▶ _OBJECTIVE_
The data below should be printed in full, exactly, and without any of its images.

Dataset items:
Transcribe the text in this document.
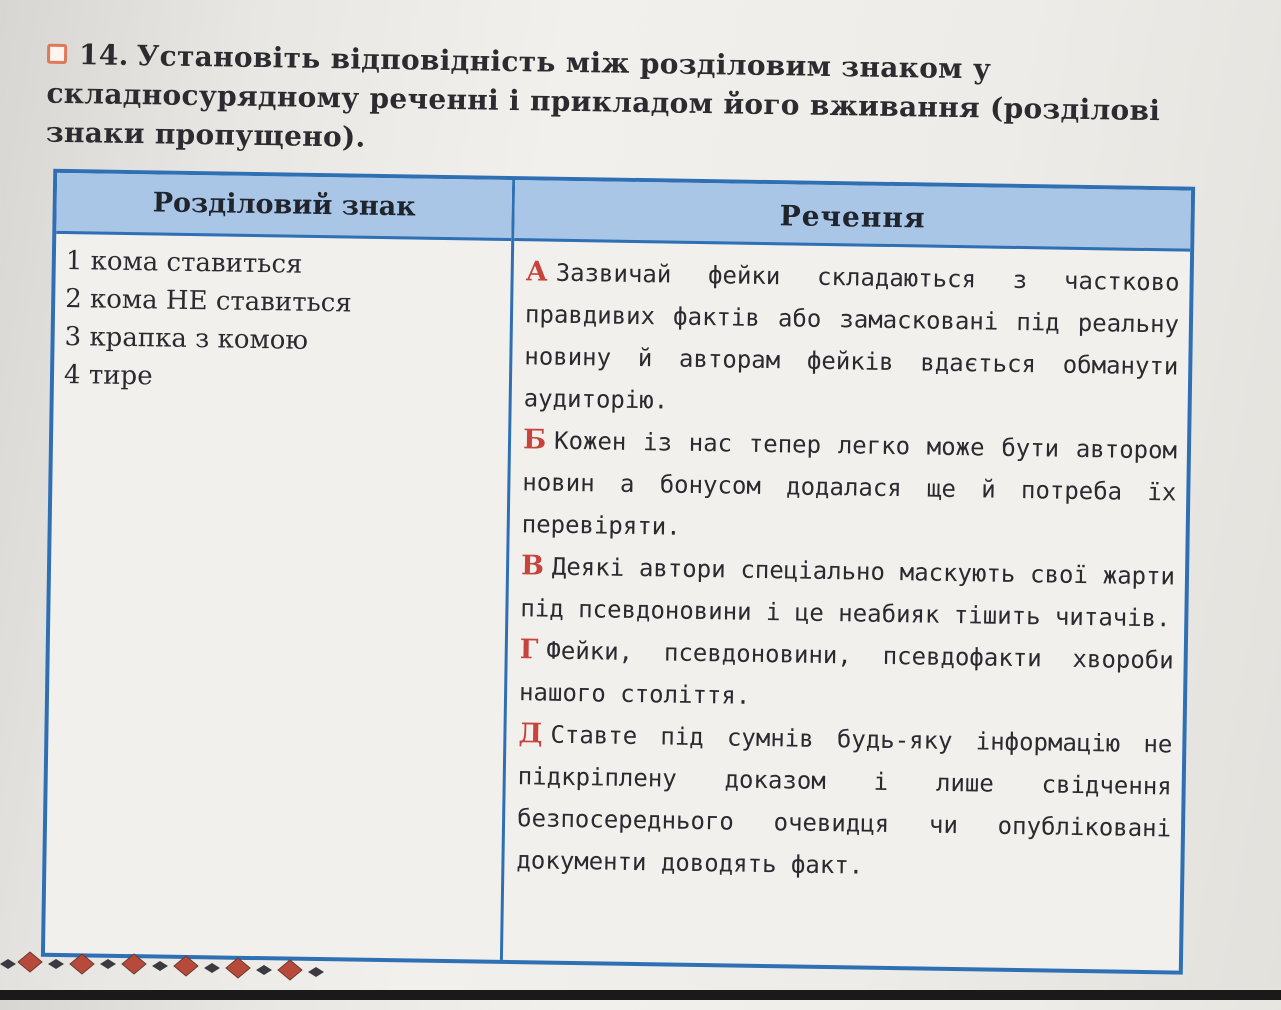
14. Установіть відповідність між розділовим знаком у складносурядному реченні і прикладом його вживання (розділові знаки пропущено).
Розділовий знак
1 кома ставиться
2 кома НЕ ставиться
3 крапка з комою
4 тире
Речення

А Зазвичай фейки складаються з частково правдивих фактів або замасковані під реальну новину й авторам фейків вдається обманути аудиторію.

Б Кожен із нас тепер легко може бути автором новин а бонусом додалася ще й потреба їх перевіряти.

В Деякі автори спеціально маскують свої жарти під псевдоновини і це неабияк тішить читачів.

Г Фейки, псевдоновини, псевдофакти хвороби нашого століття.

Д Ставте під сумнів будь-яку інформацію не підкріплену доказом і лише свідчення безпосереднього очевидця чи опубліковані документи доводять факт.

▶ _ANSWER BELOW_
Transcribe the text in this document.
14. Установіть відповідність між розділовим знаком у складносурядному реченні і прикладом його вживання (розділові знаки пропущено).
Розділовий знак
1 кома ставиться
2 кома НЕ ставиться
3 крапка з комою
4 тире
Речення

А Зазвичай фейки складаються з частково правдивих фактів або замасковані під реальну новину й авторам фейків вдається обманути аудиторію.

Б Кожен із нас тепер легко може бути автором новин а бонусом додалася ще й потреба їх перевіряти.

В Деякі автори спеціально маскують свої жарти під псевдоновини і це неабияк тішить читачів.

Г Фейки, псевдоновини, псевдофакти хвороби нашого століття.

Д Ставте під сумнів будь-яку інформацію не підкріплену доказом і лише свідчення безпосереднього очевидця чи опубліковані документи доводять факт.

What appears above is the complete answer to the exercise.